[Begin Rows]

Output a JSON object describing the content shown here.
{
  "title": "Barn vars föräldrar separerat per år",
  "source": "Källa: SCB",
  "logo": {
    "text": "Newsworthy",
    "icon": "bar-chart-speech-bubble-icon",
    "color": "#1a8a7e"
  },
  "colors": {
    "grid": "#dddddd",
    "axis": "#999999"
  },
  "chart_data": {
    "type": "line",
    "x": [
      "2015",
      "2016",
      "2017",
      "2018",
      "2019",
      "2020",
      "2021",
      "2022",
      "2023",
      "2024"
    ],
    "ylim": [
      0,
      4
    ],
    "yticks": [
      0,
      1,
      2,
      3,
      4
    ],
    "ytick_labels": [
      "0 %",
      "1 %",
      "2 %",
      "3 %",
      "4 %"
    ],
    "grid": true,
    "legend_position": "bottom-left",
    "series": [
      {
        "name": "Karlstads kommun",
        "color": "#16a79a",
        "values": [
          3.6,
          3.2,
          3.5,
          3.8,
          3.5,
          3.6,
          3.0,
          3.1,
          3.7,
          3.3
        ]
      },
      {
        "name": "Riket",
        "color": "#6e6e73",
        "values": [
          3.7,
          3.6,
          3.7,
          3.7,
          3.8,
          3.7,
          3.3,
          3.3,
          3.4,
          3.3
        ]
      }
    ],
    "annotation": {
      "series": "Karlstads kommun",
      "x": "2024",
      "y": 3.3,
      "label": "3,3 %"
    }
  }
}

[End Rows]

**Instructions to follow:** Print every record exactly as it was given.

**Written solution:**
Output a JSON object describing the content shown here.
{
  "title": "Barn vars föräldrar separerat per år",
  "source": "Källa: SCB",
  "logo": {
    "text": "Newsworthy",
    "icon": "bar-chart-speech-bubble-icon",
    "color": "#1a8a7e"
  },
  "colors": {
    "grid": "#dddddd",
    "axis": "#999999"
  },
  "chart_data": {
    "type": "line",
    "x": [
      "2015",
      "2016",
      "2017",
      "2018",
      "2019",
      "2020",
      "2021",
      "2022",
      "2023",
      "2024"
    ],
    "ylim": [
      0,
      4
    ],
    "yticks": [
      0,
      1,
      2,
      3,
      4
    ],
    "ytick_labels": [
      "0 %",
      "1 %",
      "2 %",
      "3 %",
      "4 %"
    ],
    "grid": true,
    "legend_position": "bottom-left",
    "series": [
      {
        "name": "Karlstads kommun",
        "color": "#16a79a",
        "values": [
          3.6,
          3.2,
          3.5,
          3.8,
          3.5,
          3.6,
          3.0,
          3.1,
          3.7,
          3.3
        ]
      },
      {
        "name": "Riket",
        "color": "#6e6e73",
        "values": [
          3.7,
          3.6,
          3.7,
          3.7,
          3.8,
          3.7,
          3.3,
          3.3,
          3.4,
          3.3
        ]
      }
    ],
    "annotation": {
      "series": "Karlstads kommun",
      "x": "2024",
      "y": 3.3,
      "label": "3,3 %"
    }
  }
}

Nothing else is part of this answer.